**What is being asked**
Reproduce every one of the following lines word for word, but omit the pictures from your copy.

**Exercise material**
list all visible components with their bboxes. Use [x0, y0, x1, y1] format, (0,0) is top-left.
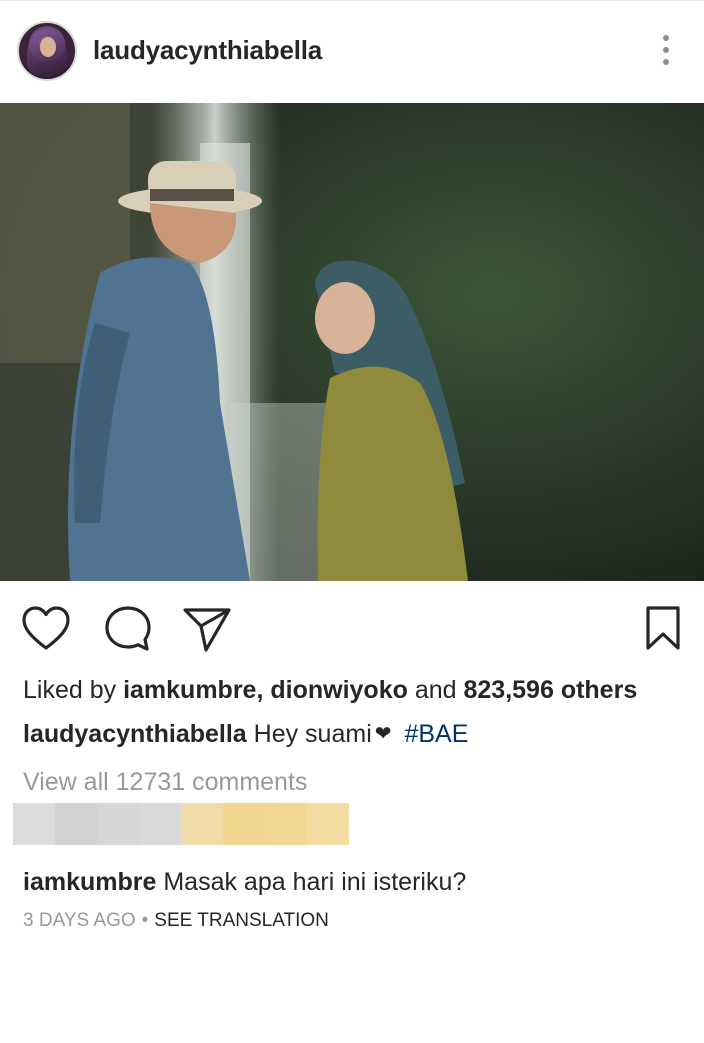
caption-text: Hey suami	[253, 720, 372, 748]
likes-count[interactable]: 823,596 others	[464, 676, 638, 704]
avatar[interactable]	[17, 21, 77, 81]
meta-separator: •	[141, 910, 149, 931]
likes-prefix: Liked by	[23, 676, 117, 704]
heart-emoji-icon: ❤	[374, 723, 392, 745]
likes-and: and	[414, 676, 457, 704]
post-header: laudyacynthiabella	[0, 0, 704, 103]
comment-icon[interactable]	[103, 604, 153, 654]
liked-by-user-2[interactable]: dionwiyoko	[270, 676, 408, 704]
comment-text: Masak apa hari ini isteriku?	[163, 868, 467, 896]
view-all-comments-link[interactable]: View all 12731 comments	[23, 768, 307, 797]
likes-separator: ,	[256, 676, 264, 704]
liked-by-user-1[interactable]: iamkumbre	[123, 676, 256, 704]
heart-icon[interactable]	[21, 604, 71, 654]
caption-hashtag[interactable]: #BAE	[404, 720, 468, 748]
post-image[interactable]	[0, 103, 704, 581]
avatar-face	[40, 37, 56, 57]
more-vertical-icon[interactable]	[659, 35, 673, 71]
blurred-comment-placeholder	[13, 803, 349, 845]
post-username[interactable]: laudyacynthiabella	[93, 35, 322, 66]
bookmark-icon[interactable]	[643, 604, 693, 654]
action-bar	[0, 582, 704, 662]
see-translation-link[interactable]: SEE TRANSLATION	[154, 910, 329, 931]
comment-username[interactable]: iamkumbre	[23, 868, 156, 896]
photo-illustration	[0, 103, 704, 581]
paper-plane-icon[interactable]	[182, 604, 232, 654]
post-meta: 3 DAYS AGO • SEE TRANSLATION	[23, 910, 329, 932]
comment: iamkumbre Masak apa hari ini isteriku?	[23, 868, 466, 897]
post-timestamp: 3 DAYS AGO	[23, 910, 136, 931]
likes-line: Liked by iamkumbre, dionwiyoko and 823,5…	[23, 676, 637, 705]
caption: laudyacynthiabella Hey suami ❤ #BAE	[23, 720, 468, 749]
caption-username[interactable]: laudyacynthiabella	[23, 720, 247, 748]
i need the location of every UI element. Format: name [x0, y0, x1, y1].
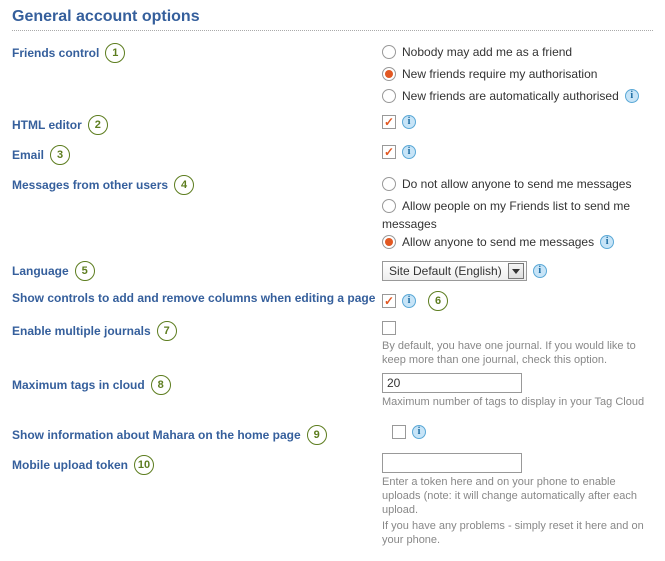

**Exercise solution**
list all visible components with their bboxes. Use [x0, y0, x1, y1] format, (0,0) is top-left.
caption-text: Hey suami	[253, 720, 372, 748]
likes-count[interactable]: 823,596 others	[464, 676, 638, 704]
avatar[interactable]	[17, 21, 77, 81]
meta-separator: •	[141, 910, 149, 931]
likes-prefix: Liked by	[23, 676, 117, 704]
heart-emoji-icon: ❤	[374, 723, 392, 745]
likes-and: and	[414, 676, 457, 704]
post-header: laudyacynthiabella	[0, 0, 704, 103]
comment-icon[interactable]	[103, 604, 153, 654]
liked-by-user-2[interactable]: dionwiyoko	[270, 676, 408, 704]
comment-text: Masak apa hari ini isteriku?	[163, 868, 467, 896]
view-all-comments-link[interactable]: View all 12731 comments	[23, 768, 307, 797]
likes-separator: ,	[256, 676, 264, 704]
liked-by-user-1[interactable]: iamkumbre	[123, 676, 256, 704]
heart-icon[interactable]	[21, 604, 71, 654]
caption-hashtag[interactable]: #BAE	[404, 720, 468, 748]
post-image[interactable]	[0, 103, 704, 581]
avatar-face	[40, 37, 56, 57]
more-vertical-icon[interactable]	[659, 35, 673, 71]
blurred-comment-placeholder	[13, 803, 349, 845]
post-username[interactable]: laudyacynthiabella	[93, 35, 322, 66]
bookmark-icon[interactable]	[643, 604, 693, 654]
action-bar	[0, 582, 704, 662]
see-translation-link[interactable]: SEE TRANSLATION	[154, 910, 329, 931]
comment-username[interactable]: iamkumbre	[23, 868, 156, 896]
photo-illustration	[0, 103, 704, 581]
paper-plane-icon[interactable]	[182, 604, 232, 654]
post-meta: 3 DAYS AGO • SEE TRANSLATION	[23, 910, 329, 932]
comment: iamkumbre Masak apa hari ini isteriku?	[23, 868, 466, 897]
post-timestamp: 3 DAYS AGO	[23, 910, 136, 931]
likes-line: Liked by iamkumbre, dionwiyoko and 823,5…	[23, 676, 637, 705]
caption: laudyacynthiabella Hey suami ❤ #BAE	[23, 720, 468, 749]
caption-username[interactable]: laudyacynthiabella	[23, 720, 247, 748]
i need the location of every UI element. Format: name [x0, y0, x1, y1].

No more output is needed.